**Goal:** Quote the listing below in its entirety, omitting every image.

**Exercise materials:**
◆ ◆ ◆ ◆ ◆ ◆ ◆
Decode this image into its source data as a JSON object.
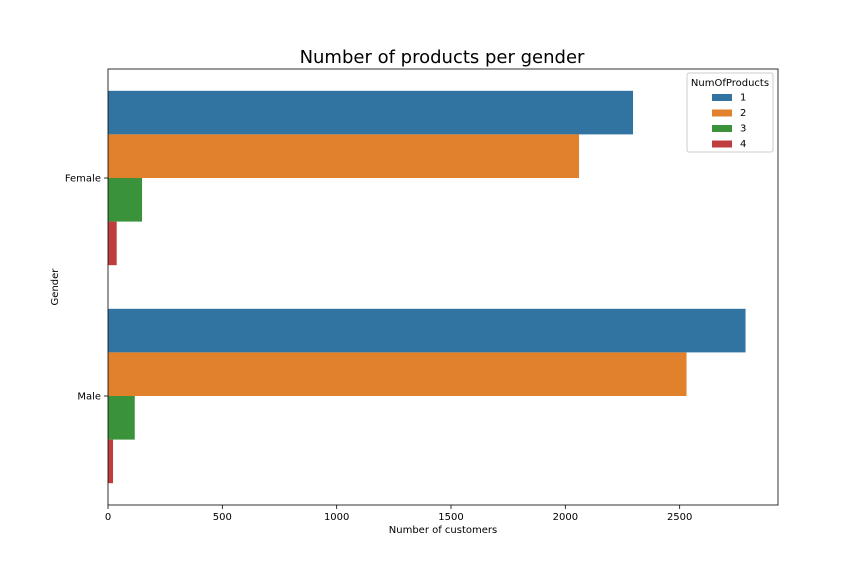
{
  "chart_data": {
    "type": "bar",
    "orientation": "horizontal",
    "title": "Number of products per gender",
    "xlabel": "Number of customers",
    "ylabel": "Gender",
    "categories": [
      "Female",
      "Male"
    ],
    "xlim": [
      0,
      2930
    ],
    "xticks": [
      0,
      500,
      1000,
      1500,
      2000,
      2500
    ],
    "xtick_labels": [
      "0",
      "500",
      "1000",
      "1500",
      "2000",
      "2500"
    ],
    "grid": false,
    "legend": {
      "title": "NumOfProducts",
      "placement": "top-right"
    },
    "series": [
      {
        "name": "1",
        "color": "#3274a1",
        "values": [
          2296,
          2788
        ]
      },
      {
        "name": "2",
        "color": "#e1812c",
        "values": [
          2060,
          2530
        ]
      },
      {
        "name": "3",
        "color": "#3a923a",
        "values": [
          149,
          117
        ]
      },
      {
        "name": "4",
        "color": "#c03d3e",
        "values": [
          38,
          22
        ]
      }
    ]
  }
}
◆ ◆ ◆ ◆ ◆ ◆ ◆
**Full response:**
Decode this image into its source data as a JSON object.
{
  "chart_data": {
    "type": "bar",
    "orientation": "horizontal",
    "title": "Number of products per gender",
    "xlabel": "Number of customers",
    "ylabel": "Gender",
    "categories": [
      "Female",
      "Male"
    ],
    "xlim": [
      0,
      2930
    ],
    "xticks": [
      0,
      500,
      1000,
      1500,
      2000,
      2500
    ],
    "xtick_labels": [
      "0",
      "500",
      "1000",
      "1500",
      "2000",
      "2500"
    ],
    "grid": false,
    "legend": {
      "title": "NumOfProducts",
      "placement": "top-right"
    },
    "series": [
      {
        "name": "1",
        "color": "#3274a1",
        "values": [
          2296,
          2788
        ]
      },
      {
        "name": "2",
        "color": "#e1812c",
        "values": [
          2060,
          2530
        ]
      },
      {
        "name": "3",
        "color": "#3a923a",
        "values": [
          149,
          117
        ]
      },
      {
        "name": "4",
        "color": "#c03d3e",
        "values": [
          38,
          22
        ]
      }
    ]
  }
}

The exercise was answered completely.